Say how many lines in the records include the string "colorScheme", adding no other words.

··· Items

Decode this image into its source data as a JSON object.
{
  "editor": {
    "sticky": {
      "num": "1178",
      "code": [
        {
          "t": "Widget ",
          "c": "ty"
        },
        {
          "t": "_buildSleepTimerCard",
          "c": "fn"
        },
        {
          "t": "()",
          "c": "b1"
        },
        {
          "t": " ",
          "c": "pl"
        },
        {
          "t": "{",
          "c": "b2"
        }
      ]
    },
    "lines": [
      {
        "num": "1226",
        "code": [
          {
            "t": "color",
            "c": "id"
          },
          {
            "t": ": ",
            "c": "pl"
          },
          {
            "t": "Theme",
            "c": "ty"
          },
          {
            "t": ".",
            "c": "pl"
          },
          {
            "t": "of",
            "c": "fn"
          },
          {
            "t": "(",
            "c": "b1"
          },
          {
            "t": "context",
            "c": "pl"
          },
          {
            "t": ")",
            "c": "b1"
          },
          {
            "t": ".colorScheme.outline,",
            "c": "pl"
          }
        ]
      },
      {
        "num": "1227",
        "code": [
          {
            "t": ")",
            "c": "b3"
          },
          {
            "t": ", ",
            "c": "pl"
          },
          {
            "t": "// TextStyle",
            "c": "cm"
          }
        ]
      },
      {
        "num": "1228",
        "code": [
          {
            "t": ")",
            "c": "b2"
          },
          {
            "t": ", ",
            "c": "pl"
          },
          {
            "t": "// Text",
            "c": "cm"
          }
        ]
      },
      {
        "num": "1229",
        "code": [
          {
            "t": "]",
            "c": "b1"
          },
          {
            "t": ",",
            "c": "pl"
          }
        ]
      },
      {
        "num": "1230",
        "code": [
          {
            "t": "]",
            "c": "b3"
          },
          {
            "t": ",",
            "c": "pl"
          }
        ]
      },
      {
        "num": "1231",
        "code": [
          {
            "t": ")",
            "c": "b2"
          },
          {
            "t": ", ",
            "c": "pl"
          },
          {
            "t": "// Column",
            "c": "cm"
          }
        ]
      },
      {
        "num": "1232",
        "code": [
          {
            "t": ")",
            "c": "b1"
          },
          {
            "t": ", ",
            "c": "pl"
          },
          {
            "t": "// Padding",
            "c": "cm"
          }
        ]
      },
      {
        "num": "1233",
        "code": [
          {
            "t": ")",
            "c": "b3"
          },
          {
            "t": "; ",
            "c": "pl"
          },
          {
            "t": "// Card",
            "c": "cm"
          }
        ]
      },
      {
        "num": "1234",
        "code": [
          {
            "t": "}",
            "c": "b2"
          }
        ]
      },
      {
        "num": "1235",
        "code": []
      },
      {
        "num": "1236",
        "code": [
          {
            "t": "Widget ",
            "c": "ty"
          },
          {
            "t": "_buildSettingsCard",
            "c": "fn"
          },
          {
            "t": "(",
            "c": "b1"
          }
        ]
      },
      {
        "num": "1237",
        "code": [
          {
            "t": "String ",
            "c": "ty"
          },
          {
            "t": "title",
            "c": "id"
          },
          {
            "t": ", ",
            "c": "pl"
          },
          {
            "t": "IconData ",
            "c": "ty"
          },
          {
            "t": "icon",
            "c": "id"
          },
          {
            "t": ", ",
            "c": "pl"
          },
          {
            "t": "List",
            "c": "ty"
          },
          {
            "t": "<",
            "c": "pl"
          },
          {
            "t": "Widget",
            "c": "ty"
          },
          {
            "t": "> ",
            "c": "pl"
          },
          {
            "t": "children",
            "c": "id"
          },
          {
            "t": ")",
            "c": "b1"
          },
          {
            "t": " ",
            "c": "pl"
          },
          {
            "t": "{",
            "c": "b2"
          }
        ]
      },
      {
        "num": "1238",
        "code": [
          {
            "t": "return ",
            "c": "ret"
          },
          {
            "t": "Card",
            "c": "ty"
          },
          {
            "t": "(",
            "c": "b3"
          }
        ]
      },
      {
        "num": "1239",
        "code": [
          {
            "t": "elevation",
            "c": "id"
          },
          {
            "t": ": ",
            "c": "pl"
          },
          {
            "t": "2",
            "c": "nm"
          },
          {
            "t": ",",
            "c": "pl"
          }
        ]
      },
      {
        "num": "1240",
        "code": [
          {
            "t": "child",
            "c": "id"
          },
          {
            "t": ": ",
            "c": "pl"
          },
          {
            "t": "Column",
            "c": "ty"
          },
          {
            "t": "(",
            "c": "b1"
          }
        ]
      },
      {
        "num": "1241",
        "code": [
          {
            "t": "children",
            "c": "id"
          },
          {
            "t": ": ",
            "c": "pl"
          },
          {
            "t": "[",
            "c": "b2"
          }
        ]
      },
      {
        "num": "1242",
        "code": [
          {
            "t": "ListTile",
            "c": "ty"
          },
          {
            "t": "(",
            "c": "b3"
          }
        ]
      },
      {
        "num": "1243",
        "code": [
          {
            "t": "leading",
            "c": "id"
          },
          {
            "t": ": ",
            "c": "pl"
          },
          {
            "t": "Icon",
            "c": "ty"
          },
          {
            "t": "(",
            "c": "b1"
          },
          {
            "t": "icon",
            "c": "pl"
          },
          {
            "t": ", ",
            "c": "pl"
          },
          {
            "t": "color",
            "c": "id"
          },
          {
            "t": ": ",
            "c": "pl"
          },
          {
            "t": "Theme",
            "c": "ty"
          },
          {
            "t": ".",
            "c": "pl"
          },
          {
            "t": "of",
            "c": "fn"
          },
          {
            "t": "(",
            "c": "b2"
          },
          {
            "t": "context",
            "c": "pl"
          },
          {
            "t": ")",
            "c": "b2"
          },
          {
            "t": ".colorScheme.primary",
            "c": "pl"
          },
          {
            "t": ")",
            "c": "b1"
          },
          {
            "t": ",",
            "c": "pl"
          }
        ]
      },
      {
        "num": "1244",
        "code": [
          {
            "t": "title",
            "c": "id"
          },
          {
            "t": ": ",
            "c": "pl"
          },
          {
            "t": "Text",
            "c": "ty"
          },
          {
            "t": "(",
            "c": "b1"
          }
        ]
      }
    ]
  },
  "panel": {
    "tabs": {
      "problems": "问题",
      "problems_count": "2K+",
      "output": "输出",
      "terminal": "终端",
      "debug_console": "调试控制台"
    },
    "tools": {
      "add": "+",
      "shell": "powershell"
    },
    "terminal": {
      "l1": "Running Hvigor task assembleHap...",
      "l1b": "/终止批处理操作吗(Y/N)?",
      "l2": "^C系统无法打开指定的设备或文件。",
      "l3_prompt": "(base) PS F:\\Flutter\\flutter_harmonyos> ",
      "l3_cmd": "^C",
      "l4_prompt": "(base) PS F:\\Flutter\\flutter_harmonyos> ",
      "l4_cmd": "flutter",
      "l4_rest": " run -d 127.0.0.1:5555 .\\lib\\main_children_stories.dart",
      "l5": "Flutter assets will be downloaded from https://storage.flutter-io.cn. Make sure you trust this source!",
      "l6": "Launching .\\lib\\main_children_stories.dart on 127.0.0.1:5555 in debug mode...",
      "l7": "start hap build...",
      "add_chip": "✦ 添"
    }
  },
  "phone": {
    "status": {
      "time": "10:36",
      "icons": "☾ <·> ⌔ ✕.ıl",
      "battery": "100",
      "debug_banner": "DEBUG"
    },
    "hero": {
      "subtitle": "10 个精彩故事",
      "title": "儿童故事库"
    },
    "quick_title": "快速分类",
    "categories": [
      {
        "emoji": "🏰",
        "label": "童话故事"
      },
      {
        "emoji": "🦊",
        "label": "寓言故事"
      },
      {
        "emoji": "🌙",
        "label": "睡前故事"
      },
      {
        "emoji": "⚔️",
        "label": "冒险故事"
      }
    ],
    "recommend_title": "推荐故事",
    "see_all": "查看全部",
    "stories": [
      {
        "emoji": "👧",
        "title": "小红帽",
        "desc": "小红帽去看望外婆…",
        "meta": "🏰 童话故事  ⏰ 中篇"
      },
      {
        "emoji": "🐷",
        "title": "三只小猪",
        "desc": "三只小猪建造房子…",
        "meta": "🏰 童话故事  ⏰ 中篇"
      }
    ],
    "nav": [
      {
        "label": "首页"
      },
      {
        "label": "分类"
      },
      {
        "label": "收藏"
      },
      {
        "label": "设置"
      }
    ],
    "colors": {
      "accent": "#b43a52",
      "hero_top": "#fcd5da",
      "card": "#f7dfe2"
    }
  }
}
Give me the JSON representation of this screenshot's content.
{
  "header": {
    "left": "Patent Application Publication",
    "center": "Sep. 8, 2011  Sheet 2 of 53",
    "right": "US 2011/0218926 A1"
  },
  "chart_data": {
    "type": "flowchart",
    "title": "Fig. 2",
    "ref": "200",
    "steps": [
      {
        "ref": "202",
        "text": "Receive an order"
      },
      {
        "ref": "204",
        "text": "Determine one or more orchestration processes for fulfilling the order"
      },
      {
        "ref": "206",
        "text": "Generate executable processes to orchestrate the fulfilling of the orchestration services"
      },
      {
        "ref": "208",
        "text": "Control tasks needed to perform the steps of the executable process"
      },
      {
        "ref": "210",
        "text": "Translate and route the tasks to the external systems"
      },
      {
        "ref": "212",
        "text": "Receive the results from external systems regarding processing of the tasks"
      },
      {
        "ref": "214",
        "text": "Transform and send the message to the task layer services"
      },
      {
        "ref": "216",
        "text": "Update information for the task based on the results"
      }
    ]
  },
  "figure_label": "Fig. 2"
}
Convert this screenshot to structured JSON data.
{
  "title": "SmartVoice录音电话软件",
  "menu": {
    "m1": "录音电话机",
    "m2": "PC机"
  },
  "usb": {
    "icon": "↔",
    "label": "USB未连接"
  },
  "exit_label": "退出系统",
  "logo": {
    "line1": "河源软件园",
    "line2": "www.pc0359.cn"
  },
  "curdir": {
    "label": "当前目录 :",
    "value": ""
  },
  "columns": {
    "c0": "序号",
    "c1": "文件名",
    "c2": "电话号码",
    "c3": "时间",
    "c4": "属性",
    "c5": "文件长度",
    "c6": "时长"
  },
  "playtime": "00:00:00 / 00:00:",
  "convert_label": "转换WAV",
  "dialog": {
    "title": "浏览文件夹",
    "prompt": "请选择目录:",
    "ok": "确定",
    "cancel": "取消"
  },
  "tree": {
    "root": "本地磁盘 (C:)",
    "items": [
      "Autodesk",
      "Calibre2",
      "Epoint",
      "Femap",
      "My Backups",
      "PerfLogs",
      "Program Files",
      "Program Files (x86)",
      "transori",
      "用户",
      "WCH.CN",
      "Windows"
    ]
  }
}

······

- [Output for this task] 2